— START OF Exercise material —

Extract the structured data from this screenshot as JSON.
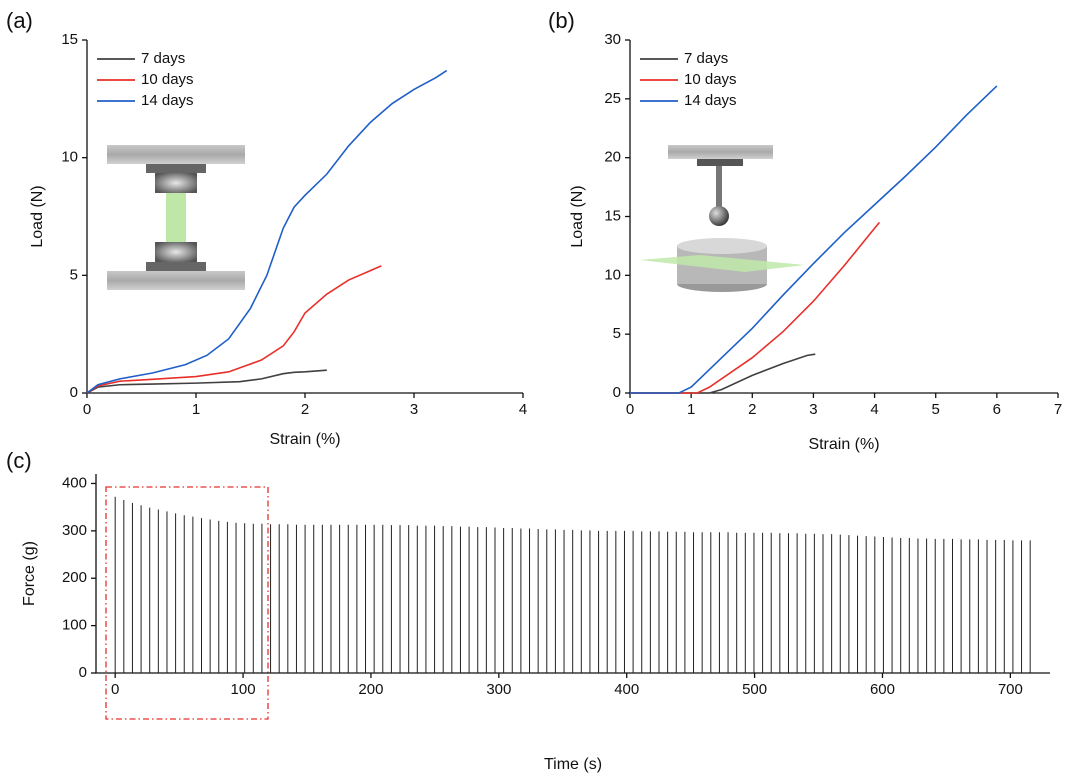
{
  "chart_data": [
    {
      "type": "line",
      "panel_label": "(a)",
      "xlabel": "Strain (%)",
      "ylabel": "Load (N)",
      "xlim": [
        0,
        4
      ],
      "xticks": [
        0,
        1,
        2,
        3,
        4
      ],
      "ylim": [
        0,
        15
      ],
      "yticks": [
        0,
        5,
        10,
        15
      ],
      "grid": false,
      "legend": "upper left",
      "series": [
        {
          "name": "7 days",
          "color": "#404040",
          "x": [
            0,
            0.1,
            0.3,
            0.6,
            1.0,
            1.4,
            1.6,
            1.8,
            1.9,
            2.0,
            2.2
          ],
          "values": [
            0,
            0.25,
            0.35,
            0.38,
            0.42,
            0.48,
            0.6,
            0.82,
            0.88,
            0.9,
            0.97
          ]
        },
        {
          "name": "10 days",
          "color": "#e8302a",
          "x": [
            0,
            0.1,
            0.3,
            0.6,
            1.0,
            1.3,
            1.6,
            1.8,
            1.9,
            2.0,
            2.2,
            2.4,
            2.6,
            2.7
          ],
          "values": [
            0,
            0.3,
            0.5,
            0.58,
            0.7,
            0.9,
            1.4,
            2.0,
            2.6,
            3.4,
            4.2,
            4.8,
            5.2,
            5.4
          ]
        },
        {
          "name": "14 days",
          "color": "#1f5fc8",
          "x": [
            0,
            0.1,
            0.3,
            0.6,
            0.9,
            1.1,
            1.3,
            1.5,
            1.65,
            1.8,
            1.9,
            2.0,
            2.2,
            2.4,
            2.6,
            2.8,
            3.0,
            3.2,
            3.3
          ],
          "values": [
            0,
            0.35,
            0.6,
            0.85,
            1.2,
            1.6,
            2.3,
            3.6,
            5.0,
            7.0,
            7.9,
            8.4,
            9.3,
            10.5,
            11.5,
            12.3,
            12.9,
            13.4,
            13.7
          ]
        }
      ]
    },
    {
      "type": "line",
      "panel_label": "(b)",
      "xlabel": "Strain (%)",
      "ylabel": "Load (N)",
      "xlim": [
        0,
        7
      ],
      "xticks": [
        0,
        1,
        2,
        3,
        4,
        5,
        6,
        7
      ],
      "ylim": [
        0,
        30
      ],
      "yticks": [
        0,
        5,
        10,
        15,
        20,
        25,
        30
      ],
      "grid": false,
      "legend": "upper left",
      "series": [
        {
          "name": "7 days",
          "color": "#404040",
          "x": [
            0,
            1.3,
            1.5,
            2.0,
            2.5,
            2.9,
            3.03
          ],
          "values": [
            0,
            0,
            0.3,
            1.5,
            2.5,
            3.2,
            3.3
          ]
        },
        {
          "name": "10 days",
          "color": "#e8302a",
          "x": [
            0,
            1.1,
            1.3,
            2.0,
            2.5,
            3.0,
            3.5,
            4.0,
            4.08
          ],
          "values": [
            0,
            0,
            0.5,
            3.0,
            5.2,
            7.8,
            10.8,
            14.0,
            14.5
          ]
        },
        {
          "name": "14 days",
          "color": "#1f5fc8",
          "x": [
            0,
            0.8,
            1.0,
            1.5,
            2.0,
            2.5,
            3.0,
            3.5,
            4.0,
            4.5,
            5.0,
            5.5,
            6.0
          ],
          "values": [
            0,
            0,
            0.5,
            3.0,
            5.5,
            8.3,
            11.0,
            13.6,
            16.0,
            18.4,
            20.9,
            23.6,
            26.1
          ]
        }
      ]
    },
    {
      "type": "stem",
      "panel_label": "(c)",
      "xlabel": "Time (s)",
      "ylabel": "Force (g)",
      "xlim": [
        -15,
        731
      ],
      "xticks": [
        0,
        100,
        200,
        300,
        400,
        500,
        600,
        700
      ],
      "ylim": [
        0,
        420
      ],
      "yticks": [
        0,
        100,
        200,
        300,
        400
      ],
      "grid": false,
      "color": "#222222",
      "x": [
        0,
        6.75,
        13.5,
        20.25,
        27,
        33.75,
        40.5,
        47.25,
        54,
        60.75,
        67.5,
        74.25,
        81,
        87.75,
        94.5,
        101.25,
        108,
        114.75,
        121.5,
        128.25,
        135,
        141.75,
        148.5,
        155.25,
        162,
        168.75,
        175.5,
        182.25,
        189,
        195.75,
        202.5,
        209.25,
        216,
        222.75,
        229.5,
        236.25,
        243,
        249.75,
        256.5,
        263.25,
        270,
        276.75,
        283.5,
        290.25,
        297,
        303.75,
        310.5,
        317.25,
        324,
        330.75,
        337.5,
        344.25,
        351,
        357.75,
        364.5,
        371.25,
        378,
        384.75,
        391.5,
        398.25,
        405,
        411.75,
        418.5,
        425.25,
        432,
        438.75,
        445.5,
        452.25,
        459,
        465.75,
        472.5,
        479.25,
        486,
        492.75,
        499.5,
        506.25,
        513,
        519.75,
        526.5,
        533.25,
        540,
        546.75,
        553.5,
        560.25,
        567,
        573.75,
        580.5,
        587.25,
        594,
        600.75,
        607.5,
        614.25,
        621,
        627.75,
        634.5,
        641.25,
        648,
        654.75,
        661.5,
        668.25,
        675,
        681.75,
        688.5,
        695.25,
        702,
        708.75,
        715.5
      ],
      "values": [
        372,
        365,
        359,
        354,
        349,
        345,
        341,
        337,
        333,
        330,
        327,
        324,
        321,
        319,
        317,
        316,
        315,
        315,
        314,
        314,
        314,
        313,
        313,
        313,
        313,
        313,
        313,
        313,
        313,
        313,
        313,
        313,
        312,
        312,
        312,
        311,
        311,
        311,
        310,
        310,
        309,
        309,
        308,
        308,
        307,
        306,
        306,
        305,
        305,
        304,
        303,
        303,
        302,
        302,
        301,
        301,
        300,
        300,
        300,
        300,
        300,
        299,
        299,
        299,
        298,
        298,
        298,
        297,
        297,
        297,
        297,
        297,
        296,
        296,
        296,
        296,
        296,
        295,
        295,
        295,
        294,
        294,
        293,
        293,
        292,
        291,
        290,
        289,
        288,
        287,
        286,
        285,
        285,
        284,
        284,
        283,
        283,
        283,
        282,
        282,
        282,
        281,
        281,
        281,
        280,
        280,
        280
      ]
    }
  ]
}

— END OF Exercise material —

#### Problem
Set the listing down in full and exactly. Pictures within it should not appear in the copy.

#### Expected output
Extract the structured data from this screenshot as JSON.
{
  "chart_data": [
    {
      "type": "line",
      "panel_label": "(a)",
      "xlabel": "Strain (%)",
      "ylabel": "Load (N)",
      "xlim": [
        0,
        4
      ],
      "xticks": [
        0,
        1,
        2,
        3,
        4
      ],
      "ylim": [
        0,
        15
      ],
      "yticks": [
        0,
        5,
        10,
        15
      ],
      "grid": false,
      "legend": "upper left",
      "series": [
        {
          "name": "7 days",
          "color": "#404040",
          "x": [
            0,
            0.1,
            0.3,
            0.6,
            1.0,
            1.4,
            1.6,
            1.8,
            1.9,
            2.0,
            2.2
          ],
          "values": [
            0,
            0.25,
            0.35,
            0.38,
            0.42,
            0.48,
            0.6,
            0.82,
            0.88,
            0.9,
            0.97
          ]
        },
        {
          "name": "10 days",
          "color": "#e8302a",
          "x": [
            0,
            0.1,
            0.3,
            0.6,
            1.0,
            1.3,
            1.6,
            1.8,
            1.9,
            2.0,
            2.2,
            2.4,
            2.6,
            2.7
          ],
          "values": [
            0,
            0.3,
            0.5,
            0.58,
            0.7,
            0.9,
            1.4,
            2.0,
            2.6,
            3.4,
            4.2,
            4.8,
            5.2,
            5.4
          ]
        },
        {
          "name": "14 days",
          "color": "#1f5fc8",
          "x": [
            0,
            0.1,
            0.3,
            0.6,
            0.9,
            1.1,
            1.3,
            1.5,
            1.65,
            1.8,
            1.9,
            2.0,
            2.2,
            2.4,
            2.6,
            2.8,
            3.0,
            3.2,
            3.3
          ],
          "values": [
            0,
            0.35,
            0.6,
            0.85,
            1.2,
            1.6,
            2.3,
            3.6,
            5.0,
            7.0,
            7.9,
            8.4,
            9.3,
            10.5,
            11.5,
            12.3,
            12.9,
            13.4,
            13.7
          ]
        }
      ]
    },
    {
      "type": "line",
      "panel_label": "(b)",
      "xlabel": "Strain (%)",
      "ylabel": "Load (N)",
      "xlim": [
        0,
        7
      ],
      "xticks": [
        0,
        1,
        2,
        3,
        4,
        5,
        6,
        7
      ],
      "ylim": [
        0,
        30
      ],
      "yticks": [
        0,
        5,
        10,
        15,
        20,
        25,
        30
      ],
      "grid": false,
      "legend": "upper left",
      "series": [
        {
          "name": "7 days",
          "color": "#404040",
          "x": [
            0,
            1.3,
            1.5,
            2.0,
            2.5,
            2.9,
            3.03
          ],
          "values": [
            0,
            0,
            0.3,
            1.5,
            2.5,
            3.2,
            3.3
          ]
        },
        {
          "name": "10 days",
          "color": "#e8302a",
          "x": [
            0,
            1.1,
            1.3,
            2.0,
            2.5,
            3.0,
            3.5,
            4.0,
            4.08
          ],
          "values": [
            0,
            0,
            0.5,
            3.0,
            5.2,
            7.8,
            10.8,
            14.0,
            14.5
          ]
        },
        {
          "name": "14 days",
          "color": "#1f5fc8",
          "x": [
            0,
            0.8,
            1.0,
            1.5,
            2.0,
            2.5,
            3.0,
            3.5,
            4.0,
            4.5,
            5.0,
            5.5,
            6.0
          ],
          "values": [
            0,
            0,
            0.5,
            3.0,
            5.5,
            8.3,
            11.0,
            13.6,
            16.0,
            18.4,
            20.9,
            23.6,
            26.1
          ]
        }
      ]
    },
    {
      "type": "stem",
      "panel_label": "(c)",
      "xlabel": "Time (s)",
      "ylabel": "Force (g)",
      "xlim": [
        -15,
        731
      ],
      "xticks": [
        0,
        100,
        200,
        300,
        400,
        500,
        600,
        700
      ],
      "ylim": [
        0,
        420
      ],
      "yticks": [
        0,
        100,
        200,
        300,
        400
      ],
      "grid": false,
      "color": "#222222",
      "x": [
        0,
        6.75,
        13.5,
        20.25,
        27,
        33.75,
        40.5,
        47.25,
        54,
        60.75,
        67.5,
        74.25,
        81,
        87.75,
        94.5,
        101.25,
        108,
        114.75,
        121.5,
        128.25,
        135,
        141.75,
        148.5,
        155.25,
        162,
        168.75,
        175.5,
        182.25,
        189,
        195.75,
        202.5,
        209.25,
        216,
        222.75,
        229.5,
        236.25,
        243,
        249.75,
        256.5,
        263.25,
        270,
        276.75,
        283.5,
        290.25,
        297,
        303.75,
        310.5,
        317.25,
        324,
        330.75,
        337.5,
        344.25,
        351,
        357.75,
        364.5,
        371.25,
        378,
        384.75,
        391.5,
        398.25,
        405,
        411.75,
        418.5,
        425.25,
        432,
        438.75,
        445.5,
        452.25,
        459,
        465.75,
        472.5,
        479.25,
        486,
        492.75,
        499.5,
        506.25,
        513,
        519.75,
        526.5,
        533.25,
        540,
        546.75,
        553.5,
        560.25,
        567,
        573.75,
        580.5,
        587.25,
        594,
        600.75,
        607.5,
        614.25,
        621,
        627.75,
        634.5,
        641.25,
        648,
        654.75,
        661.5,
        668.25,
        675,
        681.75,
        688.5,
        695.25,
        702,
        708.75,
        715.5
      ],
      "values": [
        372,
        365,
        359,
        354,
        349,
        345,
        341,
        337,
        333,
        330,
        327,
        324,
        321,
        319,
        317,
        316,
        315,
        315,
        314,
        314,
        314,
        313,
        313,
        313,
        313,
        313,
        313,
        313,
        313,
        313,
        313,
        313,
        312,
        312,
        312,
        311,
        311,
        311,
        310,
        310,
        309,
        309,
        308,
        308,
        307,
        306,
        306,
        305,
        305,
        304,
        303,
        303,
        302,
        302,
        301,
        301,
        300,
        300,
        300,
        300,
        300,
        299,
        299,
        299,
        298,
        298,
        298,
        297,
        297,
        297,
        297,
        297,
        296,
        296,
        296,
        296,
        296,
        295,
        295,
        295,
        294,
        294,
        293,
        293,
        292,
        291,
        290,
        289,
        288,
        287,
        286,
        285,
        285,
        284,
        284,
        283,
        283,
        283,
        282,
        282,
        282,
        281,
        281,
        281,
        280,
        280,
        280
      ]
    }
  ]
}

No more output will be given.